# What is expected
Your task is to repeat all of the data exactly while excluding the pictures.

>> begin Provided information

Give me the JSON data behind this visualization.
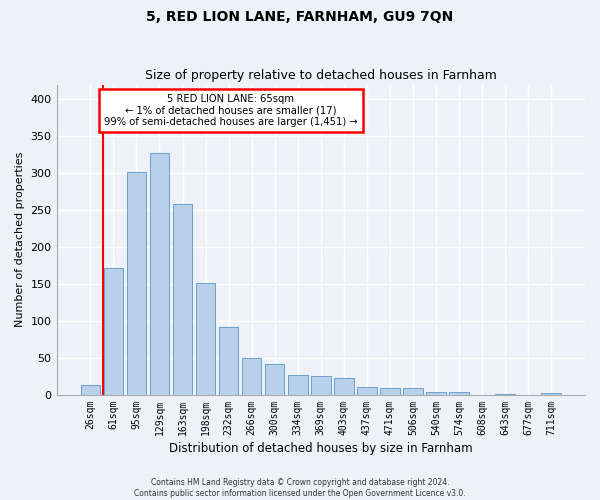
{
  "title": "5, RED LION LANE, FARNHAM, GU9 7QN",
  "subtitle": "Size of property relative to detached houses in Farnham",
  "xlabel": "Distribution of detached houses by size in Farnham",
  "ylabel": "Number of detached properties",
  "bar_labels": [
    "26sqm",
    "61sqm",
    "95sqm",
    "129sqm",
    "163sqm",
    "198sqm",
    "232sqm",
    "266sqm",
    "300sqm",
    "334sqm",
    "369sqm",
    "403sqm",
    "437sqm",
    "471sqm",
    "506sqm",
    "540sqm",
    "574sqm",
    "608sqm",
    "643sqm",
    "677sqm",
    "711sqm"
  ],
  "bar_values": [
    14,
    172,
    302,
    327,
    259,
    152,
    92,
    50,
    42,
    27,
    26,
    23,
    11,
    10,
    10,
    4,
    4,
    0,
    1,
    0,
    2
  ],
  "bar_color": "#b8d0ea",
  "bar_edge_color": "#6aa0cc",
  "annotation_text_line1": "5 RED LION LANE: 65sqm",
  "annotation_text_line2": "← 1% of detached houses are smaller (17)",
  "annotation_text_line3": "99% of semi-detached houses are larger (1,451) →",
  "annotation_box_color": "white",
  "annotation_box_edge_color": "red",
  "vertical_line_x": 0.55,
  "vertical_line_color": "red",
  "ylim": [
    0,
    420
  ],
  "yticks": [
    0,
    50,
    100,
    150,
    200,
    250,
    300,
    350,
    400
  ],
  "footer_line1": "Contains HM Land Registry data © Crown copyright and database right 2024.",
  "footer_line2": "Contains public sector information licensed under the Open Government Licence v3.0.",
  "background_color": "#eef2f8",
  "plot_bg_color": "#eef2f8",
  "grid_color": "white",
  "title_fontsize": 10,
  "subtitle_fontsize": 9,
  "ylabel_fontsize": 8,
  "xlabel_fontsize": 8.5
}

>> end Provided information

# Result of this task
Give me the JSON data behind this visualization.
{
  "title": "5, RED LION LANE, FARNHAM, GU9 7QN",
  "subtitle": "Size of property relative to detached houses in Farnham",
  "xlabel": "Distribution of detached houses by size in Farnham",
  "ylabel": "Number of detached properties",
  "bar_labels": [
    "26sqm",
    "61sqm",
    "95sqm",
    "129sqm",
    "163sqm",
    "198sqm",
    "232sqm",
    "266sqm",
    "300sqm",
    "334sqm",
    "369sqm",
    "403sqm",
    "437sqm",
    "471sqm",
    "506sqm",
    "540sqm",
    "574sqm",
    "608sqm",
    "643sqm",
    "677sqm",
    "711sqm"
  ],
  "bar_values": [
    14,
    172,
    302,
    327,
    259,
    152,
    92,
    50,
    42,
    27,
    26,
    23,
    11,
    10,
    10,
    4,
    4,
    0,
    1,
    0,
    2
  ],
  "bar_color": "#b8d0ea",
  "bar_edge_color": "#6aa0cc",
  "annotation_text_line1": "5 RED LION LANE: 65sqm",
  "annotation_text_line2": "← 1% of detached houses are smaller (17)",
  "annotation_text_line3": "99% of semi-detached houses are larger (1,451) →",
  "annotation_box_color": "white",
  "annotation_box_edge_color": "red",
  "vertical_line_x": 0.55,
  "vertical_line_color": "red",
  "ylim": [
    0,
    420
  ],
  "yticks": [
    0,
    50,
    100,
    150,
    200,
    250,
    300,
    350,
    400
  ],
  "footer_line1": "Contains HM Land Registry data © Crown copyright and database right 2024.",
  "footer_line2": "Contains public sector information licensed under the Open Government Licence v3.0.",
  "background_color": "#eef2f8",
  "plot_bg_color": "#eef2f8",
  "grid_color": "white",
  "title_fontsize": 10,
  "subtitle_fontsize": 9,
  "ylabel_fontsize": 8,
  "xlabel_fontsize": 8.5
}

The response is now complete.